Task statement: Update the data from the line that has "chevron-right-icon xyxy=(1030,2253,1054,2295)" through the line that has "list-item-label: Rate xyxy=(110,1591,206,1640)" by replacing "Checkbox" with "Switch" and changing nothing else. Return only those lines.

Records for this exercise:
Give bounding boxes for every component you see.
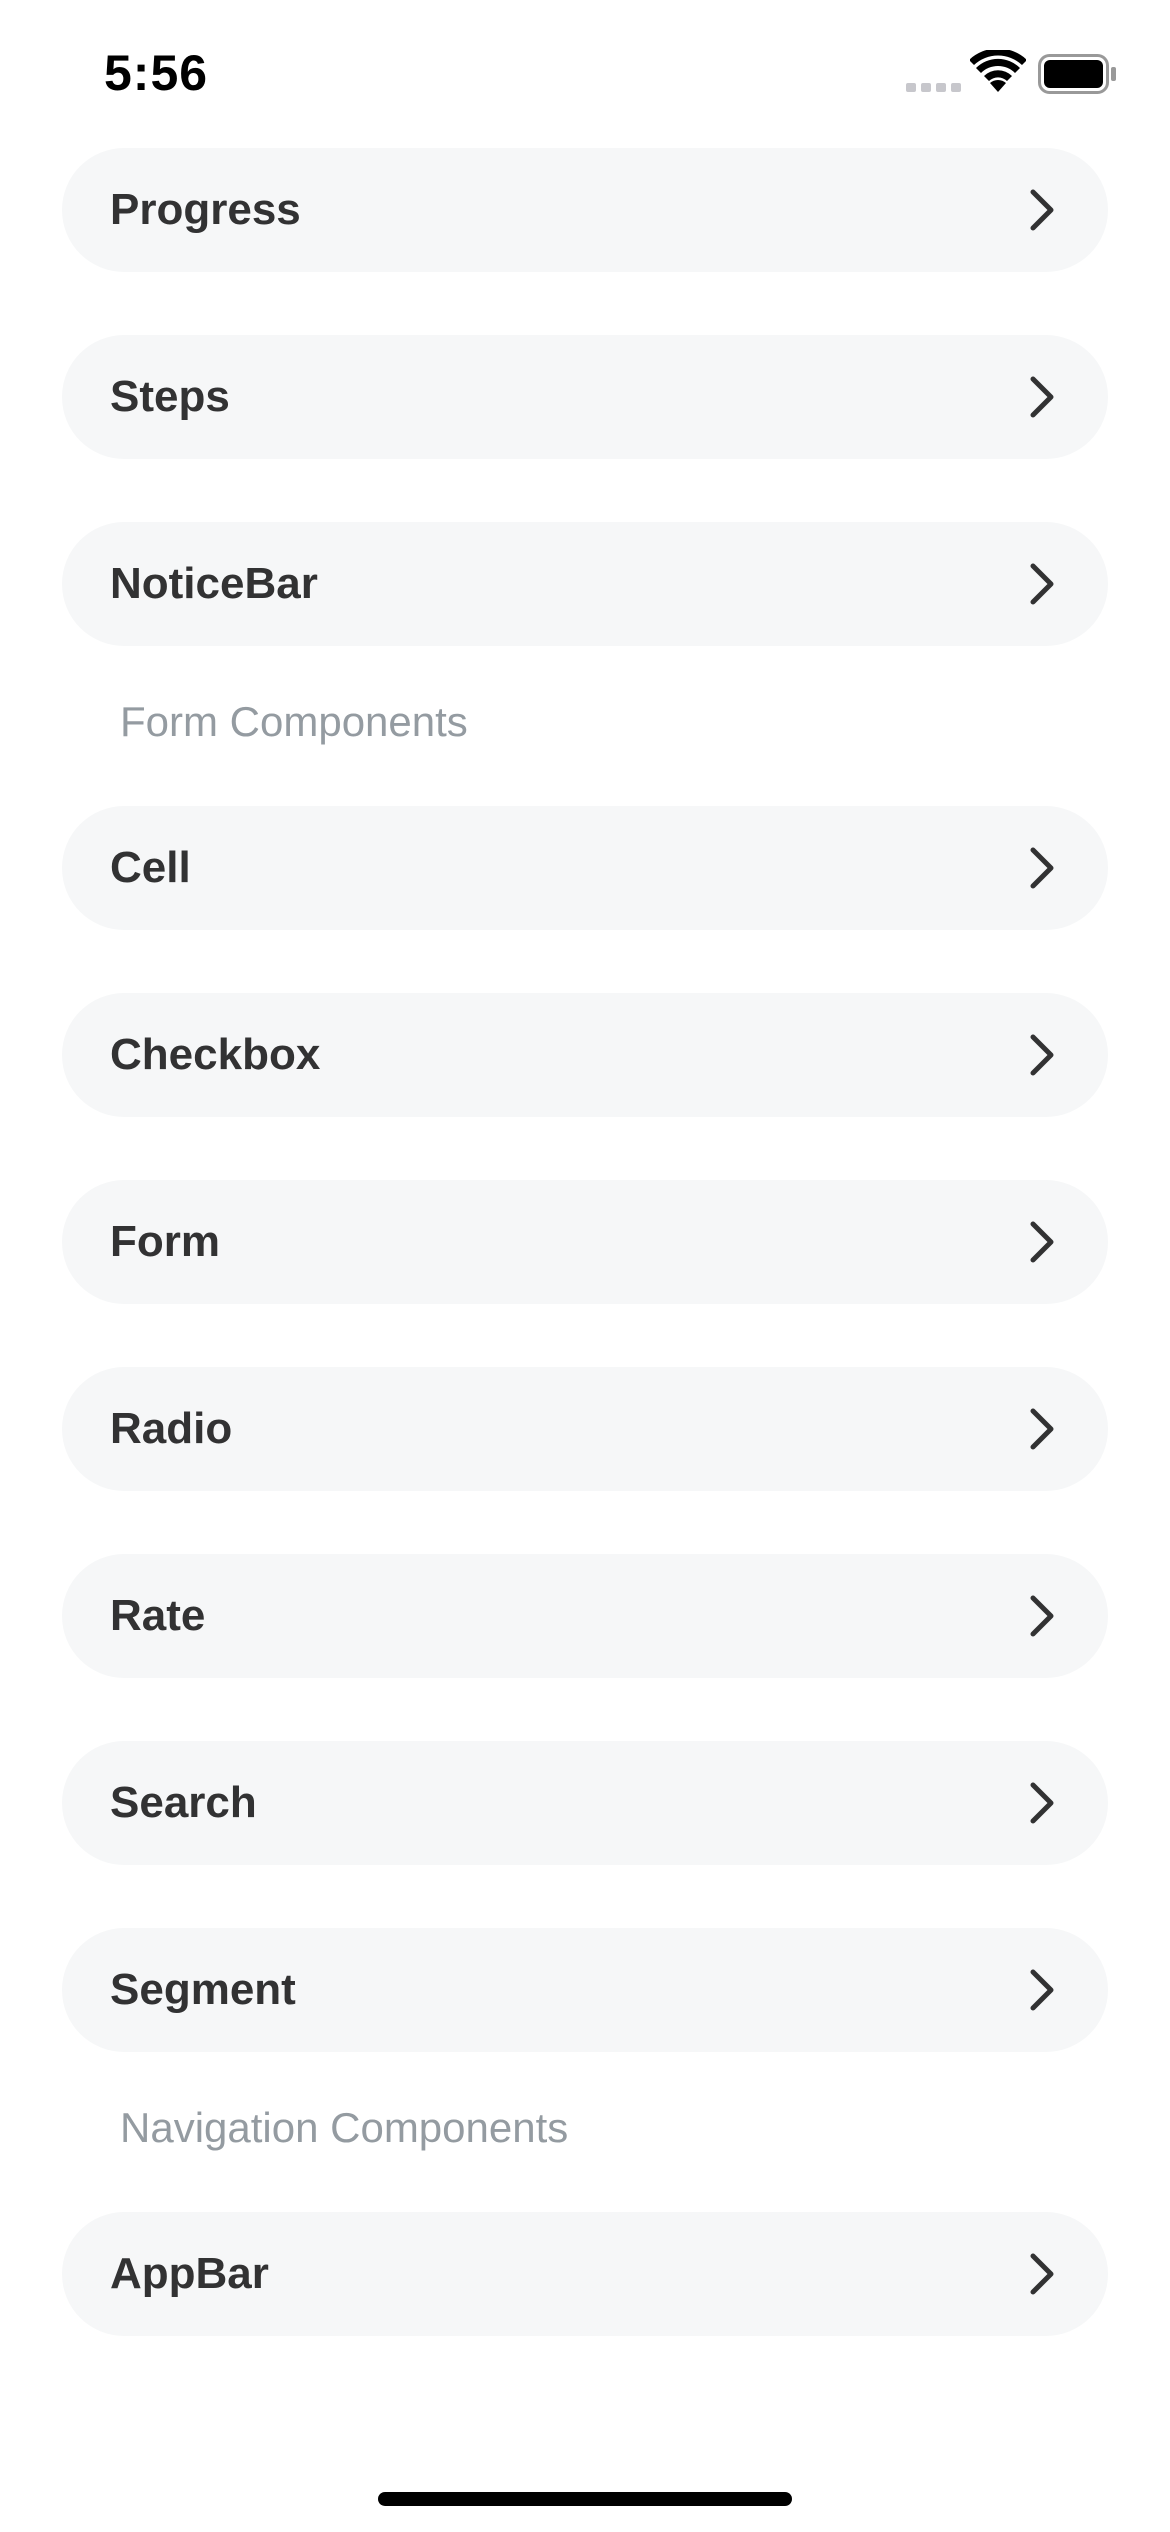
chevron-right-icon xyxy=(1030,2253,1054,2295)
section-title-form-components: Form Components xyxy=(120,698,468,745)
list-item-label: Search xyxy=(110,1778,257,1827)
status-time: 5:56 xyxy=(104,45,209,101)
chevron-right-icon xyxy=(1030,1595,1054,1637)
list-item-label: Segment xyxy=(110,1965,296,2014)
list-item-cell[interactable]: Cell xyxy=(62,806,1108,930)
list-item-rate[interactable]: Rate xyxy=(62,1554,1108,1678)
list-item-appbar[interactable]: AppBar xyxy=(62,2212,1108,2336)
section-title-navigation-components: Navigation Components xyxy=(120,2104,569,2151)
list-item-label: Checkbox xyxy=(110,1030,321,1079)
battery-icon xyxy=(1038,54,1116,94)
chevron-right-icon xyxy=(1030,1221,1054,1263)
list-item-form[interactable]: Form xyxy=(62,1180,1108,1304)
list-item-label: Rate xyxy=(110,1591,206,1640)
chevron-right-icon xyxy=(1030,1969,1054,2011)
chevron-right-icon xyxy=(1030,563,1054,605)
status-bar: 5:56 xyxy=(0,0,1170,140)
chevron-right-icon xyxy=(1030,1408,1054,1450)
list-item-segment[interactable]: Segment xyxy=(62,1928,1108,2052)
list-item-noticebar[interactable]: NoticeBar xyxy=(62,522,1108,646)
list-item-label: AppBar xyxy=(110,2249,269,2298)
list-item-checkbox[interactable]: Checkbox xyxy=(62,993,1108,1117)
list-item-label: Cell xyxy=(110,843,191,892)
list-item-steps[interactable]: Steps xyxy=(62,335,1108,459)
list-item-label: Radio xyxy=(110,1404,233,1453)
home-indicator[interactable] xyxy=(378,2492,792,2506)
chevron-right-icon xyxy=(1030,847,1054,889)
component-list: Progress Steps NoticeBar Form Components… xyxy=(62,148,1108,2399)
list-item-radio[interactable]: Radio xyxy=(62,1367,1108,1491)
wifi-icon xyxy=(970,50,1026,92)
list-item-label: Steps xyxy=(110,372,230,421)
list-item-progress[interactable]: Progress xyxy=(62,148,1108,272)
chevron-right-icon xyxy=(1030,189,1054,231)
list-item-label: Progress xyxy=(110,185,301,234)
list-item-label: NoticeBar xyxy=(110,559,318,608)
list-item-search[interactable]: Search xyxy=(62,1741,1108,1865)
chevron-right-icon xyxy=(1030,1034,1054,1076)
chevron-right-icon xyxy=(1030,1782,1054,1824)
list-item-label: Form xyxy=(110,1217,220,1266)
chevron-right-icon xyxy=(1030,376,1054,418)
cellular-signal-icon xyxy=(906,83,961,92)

Expected output:
chevron-right-icon xyxy=(1030,2253,1054,2295)
section-title-form-components: Form Components xyxy=(120,698,468,745)
list-item-label: Search xyxy=(110,1778,257,1827)
status-time: 5:56 xyxy=(104,45,209,101)
chevron-right-icon xyxy=(1030,1595,1054,1637)
list-item-label: Segment xyxy=(110,1965,296,2014)
list-item-cell[interactable]: Cell xyxy=(62,806,1108,930)
list-item-rate[interactable]: Rate xyxy=(62,1554,1108,1678)
list-item-appbar[interactable]: AppBar xyxy=(62,2212,1108,2336)
section-title-navigation-components: Navigation Components xyxy=(120,2104,569,2151)
list-item-label: Switch xyxy=(110,1030,321,1079)
battery-icon xyxy=(1038,54,1116,94)
chevron-right-icon xyxy=(1030,1221,1054,1263)
list-item-form[interactable]: Form xyxy=(62,1180,1108,1304)
list-item-label: Rate xyxy=(110,1591,206,1640)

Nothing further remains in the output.